* **Written problem**: Below is a listing. Gather each line of it that contains "Monthly".

* **Records to process**:

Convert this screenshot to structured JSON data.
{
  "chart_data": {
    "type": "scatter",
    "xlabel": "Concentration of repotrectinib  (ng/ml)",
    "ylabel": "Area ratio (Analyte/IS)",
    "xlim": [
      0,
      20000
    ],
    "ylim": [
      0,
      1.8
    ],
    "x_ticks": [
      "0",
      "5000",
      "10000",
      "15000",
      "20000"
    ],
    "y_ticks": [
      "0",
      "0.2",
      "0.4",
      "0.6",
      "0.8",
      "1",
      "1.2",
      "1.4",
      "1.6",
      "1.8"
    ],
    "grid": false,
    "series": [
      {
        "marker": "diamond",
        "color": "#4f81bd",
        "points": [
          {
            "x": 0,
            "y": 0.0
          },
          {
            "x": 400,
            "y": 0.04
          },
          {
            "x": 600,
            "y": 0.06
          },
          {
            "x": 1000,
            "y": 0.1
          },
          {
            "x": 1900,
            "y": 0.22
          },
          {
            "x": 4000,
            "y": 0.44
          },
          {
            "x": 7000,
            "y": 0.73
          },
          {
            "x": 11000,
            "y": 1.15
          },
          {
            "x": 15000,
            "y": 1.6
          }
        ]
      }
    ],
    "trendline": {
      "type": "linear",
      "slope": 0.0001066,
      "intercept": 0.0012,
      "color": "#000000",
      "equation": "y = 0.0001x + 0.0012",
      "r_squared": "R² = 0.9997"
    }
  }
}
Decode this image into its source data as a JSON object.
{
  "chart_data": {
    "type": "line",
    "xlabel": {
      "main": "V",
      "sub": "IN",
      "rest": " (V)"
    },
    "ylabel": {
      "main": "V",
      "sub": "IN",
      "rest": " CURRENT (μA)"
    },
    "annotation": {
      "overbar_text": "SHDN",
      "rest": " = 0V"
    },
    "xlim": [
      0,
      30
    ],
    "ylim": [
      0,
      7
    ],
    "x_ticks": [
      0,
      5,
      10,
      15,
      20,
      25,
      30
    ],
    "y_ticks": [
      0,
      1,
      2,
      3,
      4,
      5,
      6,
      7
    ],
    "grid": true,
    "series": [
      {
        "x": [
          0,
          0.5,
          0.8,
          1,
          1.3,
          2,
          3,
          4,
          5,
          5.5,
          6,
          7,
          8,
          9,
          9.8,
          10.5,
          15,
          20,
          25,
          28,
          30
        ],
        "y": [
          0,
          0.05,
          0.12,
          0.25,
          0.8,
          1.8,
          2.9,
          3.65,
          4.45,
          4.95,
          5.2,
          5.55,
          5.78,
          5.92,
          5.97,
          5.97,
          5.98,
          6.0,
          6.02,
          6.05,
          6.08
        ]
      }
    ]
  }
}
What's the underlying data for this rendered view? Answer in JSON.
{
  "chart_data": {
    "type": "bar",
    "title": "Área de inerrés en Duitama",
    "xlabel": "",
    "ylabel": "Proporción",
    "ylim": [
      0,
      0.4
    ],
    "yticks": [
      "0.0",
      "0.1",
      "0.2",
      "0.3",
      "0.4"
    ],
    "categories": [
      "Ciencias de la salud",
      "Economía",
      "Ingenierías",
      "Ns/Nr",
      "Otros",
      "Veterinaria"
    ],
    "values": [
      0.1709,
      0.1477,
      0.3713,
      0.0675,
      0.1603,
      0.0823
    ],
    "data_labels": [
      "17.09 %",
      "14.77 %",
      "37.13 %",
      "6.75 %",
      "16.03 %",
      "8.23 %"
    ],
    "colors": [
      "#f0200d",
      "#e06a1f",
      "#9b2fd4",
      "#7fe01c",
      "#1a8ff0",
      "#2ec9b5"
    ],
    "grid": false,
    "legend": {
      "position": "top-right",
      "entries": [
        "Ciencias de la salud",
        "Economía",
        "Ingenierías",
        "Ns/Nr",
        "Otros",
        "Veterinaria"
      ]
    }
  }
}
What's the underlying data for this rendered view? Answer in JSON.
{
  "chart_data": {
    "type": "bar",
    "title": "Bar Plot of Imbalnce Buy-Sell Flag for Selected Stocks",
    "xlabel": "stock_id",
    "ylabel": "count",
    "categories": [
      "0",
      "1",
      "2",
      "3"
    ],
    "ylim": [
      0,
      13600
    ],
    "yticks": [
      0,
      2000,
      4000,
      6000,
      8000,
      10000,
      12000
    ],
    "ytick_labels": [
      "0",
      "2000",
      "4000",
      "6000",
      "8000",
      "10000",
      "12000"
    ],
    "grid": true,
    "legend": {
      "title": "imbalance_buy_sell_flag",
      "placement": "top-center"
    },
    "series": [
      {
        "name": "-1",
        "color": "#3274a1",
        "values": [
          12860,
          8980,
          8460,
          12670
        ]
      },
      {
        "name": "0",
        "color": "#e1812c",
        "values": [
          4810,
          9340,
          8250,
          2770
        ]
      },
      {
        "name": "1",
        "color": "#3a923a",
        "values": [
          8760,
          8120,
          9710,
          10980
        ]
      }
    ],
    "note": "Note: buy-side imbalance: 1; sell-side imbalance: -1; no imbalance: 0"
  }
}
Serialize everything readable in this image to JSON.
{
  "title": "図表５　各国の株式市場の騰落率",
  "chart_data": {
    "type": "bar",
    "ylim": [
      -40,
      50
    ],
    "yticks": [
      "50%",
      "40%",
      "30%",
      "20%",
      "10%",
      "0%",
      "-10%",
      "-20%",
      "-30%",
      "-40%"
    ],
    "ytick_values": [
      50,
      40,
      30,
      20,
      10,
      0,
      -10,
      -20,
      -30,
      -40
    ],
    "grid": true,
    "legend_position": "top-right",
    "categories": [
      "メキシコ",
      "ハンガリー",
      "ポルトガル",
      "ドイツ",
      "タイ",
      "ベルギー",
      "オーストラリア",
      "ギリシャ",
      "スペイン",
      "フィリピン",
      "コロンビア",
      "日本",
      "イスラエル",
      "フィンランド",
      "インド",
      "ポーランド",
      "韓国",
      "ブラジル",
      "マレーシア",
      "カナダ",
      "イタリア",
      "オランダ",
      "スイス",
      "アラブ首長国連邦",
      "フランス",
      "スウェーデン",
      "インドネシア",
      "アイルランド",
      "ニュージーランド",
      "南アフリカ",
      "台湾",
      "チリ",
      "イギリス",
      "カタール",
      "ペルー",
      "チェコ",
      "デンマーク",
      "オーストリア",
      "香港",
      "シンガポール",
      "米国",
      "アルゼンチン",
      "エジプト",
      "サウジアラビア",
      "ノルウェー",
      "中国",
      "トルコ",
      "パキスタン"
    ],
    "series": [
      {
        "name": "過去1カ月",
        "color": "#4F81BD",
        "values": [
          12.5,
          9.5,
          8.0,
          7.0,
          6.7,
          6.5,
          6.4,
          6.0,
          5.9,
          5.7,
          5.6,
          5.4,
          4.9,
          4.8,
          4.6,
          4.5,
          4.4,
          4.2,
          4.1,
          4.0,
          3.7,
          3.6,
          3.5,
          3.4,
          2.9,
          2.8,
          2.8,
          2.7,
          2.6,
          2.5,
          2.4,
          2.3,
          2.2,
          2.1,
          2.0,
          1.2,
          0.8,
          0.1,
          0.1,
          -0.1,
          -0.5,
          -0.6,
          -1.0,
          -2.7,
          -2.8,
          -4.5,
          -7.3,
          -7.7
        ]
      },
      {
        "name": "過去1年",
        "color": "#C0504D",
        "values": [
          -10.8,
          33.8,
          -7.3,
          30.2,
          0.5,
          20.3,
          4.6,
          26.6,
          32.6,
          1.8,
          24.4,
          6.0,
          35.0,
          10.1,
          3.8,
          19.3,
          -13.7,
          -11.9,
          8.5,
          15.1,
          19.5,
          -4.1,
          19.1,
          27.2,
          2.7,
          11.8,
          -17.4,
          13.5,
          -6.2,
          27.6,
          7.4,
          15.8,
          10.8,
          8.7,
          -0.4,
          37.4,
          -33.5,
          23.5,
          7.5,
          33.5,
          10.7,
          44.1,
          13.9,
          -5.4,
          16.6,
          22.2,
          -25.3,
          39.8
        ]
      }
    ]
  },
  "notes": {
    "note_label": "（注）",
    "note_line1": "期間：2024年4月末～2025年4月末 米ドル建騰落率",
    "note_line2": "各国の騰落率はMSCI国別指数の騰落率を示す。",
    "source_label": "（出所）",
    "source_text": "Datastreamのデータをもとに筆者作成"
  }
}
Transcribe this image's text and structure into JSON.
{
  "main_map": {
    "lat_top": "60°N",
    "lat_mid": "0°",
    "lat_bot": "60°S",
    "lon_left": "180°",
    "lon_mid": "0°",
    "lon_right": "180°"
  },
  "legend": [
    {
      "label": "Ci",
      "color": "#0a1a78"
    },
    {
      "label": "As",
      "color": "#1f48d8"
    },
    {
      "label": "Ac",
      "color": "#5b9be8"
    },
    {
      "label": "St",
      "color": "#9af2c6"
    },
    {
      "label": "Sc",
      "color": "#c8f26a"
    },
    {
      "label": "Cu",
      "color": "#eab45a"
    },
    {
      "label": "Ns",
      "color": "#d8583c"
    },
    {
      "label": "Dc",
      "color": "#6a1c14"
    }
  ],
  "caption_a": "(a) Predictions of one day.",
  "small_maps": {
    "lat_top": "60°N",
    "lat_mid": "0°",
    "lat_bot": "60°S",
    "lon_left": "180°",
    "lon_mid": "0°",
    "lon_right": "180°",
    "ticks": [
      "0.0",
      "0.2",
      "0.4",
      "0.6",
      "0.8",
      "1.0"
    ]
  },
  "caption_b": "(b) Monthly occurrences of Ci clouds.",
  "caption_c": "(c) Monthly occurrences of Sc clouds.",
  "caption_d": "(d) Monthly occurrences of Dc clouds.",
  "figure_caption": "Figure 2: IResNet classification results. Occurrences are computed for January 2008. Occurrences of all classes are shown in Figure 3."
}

* **Solution for this task**:
  "caption_b": "(b) Monthly occurrences of Ci clouds.",
  "caption_c": "(c) Monthly occurrences of Sc clouds.",
  "caption_d": "(d) Monthly occurrences of Dc clouds.",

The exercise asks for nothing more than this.